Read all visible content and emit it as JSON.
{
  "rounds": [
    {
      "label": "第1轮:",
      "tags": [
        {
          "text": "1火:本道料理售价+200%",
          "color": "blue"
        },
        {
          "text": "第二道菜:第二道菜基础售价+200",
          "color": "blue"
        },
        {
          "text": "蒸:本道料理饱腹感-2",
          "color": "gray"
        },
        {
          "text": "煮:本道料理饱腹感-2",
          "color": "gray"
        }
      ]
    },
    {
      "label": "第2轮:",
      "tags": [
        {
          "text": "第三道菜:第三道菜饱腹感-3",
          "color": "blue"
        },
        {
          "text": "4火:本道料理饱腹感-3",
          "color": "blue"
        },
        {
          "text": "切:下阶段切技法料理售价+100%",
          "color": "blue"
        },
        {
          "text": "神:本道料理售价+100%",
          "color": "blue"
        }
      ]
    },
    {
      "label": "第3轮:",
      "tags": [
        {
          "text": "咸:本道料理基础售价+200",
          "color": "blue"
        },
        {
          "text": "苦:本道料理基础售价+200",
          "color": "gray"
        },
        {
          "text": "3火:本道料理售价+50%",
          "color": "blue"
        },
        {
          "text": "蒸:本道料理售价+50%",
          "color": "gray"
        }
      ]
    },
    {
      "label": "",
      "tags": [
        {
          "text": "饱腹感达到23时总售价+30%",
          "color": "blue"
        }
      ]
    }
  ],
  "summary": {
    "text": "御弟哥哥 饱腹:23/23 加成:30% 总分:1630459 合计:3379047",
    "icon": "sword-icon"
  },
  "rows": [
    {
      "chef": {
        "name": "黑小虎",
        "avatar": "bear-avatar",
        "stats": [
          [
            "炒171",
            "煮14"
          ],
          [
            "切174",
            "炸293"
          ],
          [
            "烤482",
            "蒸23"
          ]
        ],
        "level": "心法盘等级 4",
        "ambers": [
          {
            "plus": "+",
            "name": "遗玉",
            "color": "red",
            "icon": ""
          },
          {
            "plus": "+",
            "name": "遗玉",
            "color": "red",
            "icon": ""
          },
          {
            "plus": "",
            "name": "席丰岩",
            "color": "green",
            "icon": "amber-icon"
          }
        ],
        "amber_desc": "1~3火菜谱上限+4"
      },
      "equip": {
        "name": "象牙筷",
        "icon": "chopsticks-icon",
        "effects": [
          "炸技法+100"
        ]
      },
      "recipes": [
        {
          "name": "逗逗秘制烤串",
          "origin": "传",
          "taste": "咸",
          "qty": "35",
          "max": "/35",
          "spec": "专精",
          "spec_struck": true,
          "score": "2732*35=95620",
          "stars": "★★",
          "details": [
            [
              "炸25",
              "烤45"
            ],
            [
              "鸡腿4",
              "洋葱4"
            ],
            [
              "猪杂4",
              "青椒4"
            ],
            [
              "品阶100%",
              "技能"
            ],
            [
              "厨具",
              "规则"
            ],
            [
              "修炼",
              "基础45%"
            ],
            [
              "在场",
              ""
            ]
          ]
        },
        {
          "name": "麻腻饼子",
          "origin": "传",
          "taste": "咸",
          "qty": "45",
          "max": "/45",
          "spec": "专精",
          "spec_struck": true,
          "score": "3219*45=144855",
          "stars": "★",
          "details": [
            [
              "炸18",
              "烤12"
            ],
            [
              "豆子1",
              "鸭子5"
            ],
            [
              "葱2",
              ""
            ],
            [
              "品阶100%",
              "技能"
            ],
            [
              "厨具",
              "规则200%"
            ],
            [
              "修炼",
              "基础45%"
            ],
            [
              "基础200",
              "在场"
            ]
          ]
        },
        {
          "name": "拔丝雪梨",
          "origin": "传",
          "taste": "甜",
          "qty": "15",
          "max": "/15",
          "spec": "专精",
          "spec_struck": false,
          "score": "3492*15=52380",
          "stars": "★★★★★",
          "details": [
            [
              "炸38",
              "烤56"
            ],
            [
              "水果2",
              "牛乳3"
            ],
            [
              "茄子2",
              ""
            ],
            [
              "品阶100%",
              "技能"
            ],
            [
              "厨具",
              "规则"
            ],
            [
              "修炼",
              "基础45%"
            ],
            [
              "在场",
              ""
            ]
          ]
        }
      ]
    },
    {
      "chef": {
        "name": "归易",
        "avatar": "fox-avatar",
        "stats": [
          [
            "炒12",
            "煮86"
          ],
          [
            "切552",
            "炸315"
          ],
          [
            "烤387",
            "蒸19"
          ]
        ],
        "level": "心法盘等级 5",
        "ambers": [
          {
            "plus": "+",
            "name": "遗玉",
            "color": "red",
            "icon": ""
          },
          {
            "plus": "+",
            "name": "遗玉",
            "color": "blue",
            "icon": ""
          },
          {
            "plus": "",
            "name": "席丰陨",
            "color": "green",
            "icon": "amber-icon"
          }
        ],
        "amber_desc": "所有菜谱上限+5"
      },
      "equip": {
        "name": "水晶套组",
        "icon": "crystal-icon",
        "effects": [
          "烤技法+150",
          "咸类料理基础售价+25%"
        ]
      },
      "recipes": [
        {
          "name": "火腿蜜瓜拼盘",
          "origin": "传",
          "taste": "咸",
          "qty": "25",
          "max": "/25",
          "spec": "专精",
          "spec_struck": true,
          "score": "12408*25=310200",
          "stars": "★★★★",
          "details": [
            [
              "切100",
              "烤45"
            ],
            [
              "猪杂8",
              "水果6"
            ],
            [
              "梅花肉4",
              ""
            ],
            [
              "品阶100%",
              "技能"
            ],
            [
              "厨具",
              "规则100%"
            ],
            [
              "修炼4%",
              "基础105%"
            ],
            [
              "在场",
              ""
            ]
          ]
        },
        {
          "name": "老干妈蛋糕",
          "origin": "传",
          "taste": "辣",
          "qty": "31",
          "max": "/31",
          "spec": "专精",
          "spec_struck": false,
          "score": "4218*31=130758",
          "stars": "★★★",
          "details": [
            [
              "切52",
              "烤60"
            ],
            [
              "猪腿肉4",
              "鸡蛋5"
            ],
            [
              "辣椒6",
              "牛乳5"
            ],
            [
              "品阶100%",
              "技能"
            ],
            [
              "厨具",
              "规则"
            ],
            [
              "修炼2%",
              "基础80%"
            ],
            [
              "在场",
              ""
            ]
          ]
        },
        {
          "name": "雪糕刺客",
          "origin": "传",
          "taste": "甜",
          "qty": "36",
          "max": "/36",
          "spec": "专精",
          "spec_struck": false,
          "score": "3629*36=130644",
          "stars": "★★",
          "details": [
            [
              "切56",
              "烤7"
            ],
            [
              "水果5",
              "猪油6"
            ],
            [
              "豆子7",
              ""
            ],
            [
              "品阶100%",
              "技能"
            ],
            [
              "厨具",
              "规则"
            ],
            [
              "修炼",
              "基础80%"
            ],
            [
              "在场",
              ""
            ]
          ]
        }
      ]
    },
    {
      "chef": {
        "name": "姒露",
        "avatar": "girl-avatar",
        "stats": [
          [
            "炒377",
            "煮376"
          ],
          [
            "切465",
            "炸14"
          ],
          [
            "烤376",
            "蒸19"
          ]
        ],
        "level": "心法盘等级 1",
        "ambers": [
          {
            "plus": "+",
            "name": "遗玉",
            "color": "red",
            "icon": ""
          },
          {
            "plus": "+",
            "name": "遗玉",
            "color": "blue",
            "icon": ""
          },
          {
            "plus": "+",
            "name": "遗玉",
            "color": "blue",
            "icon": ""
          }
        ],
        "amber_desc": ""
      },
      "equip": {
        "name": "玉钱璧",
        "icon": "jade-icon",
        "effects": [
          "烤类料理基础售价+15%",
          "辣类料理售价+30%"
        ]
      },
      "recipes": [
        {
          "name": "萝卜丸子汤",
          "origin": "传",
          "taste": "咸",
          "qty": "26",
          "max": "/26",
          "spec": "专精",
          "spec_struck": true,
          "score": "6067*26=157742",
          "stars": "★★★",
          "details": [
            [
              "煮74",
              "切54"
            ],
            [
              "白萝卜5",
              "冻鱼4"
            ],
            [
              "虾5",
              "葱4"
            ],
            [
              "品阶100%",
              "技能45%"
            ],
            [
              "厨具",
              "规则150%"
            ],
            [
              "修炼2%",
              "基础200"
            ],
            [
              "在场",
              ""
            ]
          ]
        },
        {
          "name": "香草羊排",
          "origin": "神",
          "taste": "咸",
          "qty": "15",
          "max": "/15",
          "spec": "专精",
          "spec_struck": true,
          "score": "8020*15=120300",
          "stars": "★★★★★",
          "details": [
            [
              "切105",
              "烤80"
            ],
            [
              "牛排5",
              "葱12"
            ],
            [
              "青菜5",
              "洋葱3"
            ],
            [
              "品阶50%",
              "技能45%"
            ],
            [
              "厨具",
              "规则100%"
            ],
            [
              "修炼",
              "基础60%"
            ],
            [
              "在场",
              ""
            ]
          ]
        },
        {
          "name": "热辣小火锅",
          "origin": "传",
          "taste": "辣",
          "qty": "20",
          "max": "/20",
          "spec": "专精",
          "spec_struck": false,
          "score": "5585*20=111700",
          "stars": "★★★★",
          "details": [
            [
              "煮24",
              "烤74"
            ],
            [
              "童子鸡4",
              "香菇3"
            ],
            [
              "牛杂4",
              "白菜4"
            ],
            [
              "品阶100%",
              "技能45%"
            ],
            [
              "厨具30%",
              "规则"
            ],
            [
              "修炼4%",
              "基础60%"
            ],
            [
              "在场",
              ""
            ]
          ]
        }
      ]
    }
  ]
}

● Stated problem
Note every line above where the string "心法盘等级" shows up, and copy those lines.

● Written response
        "level": "心法盘等级 4",
        "level": "心法盘等级 5",
        "level": "心法盘等级 1",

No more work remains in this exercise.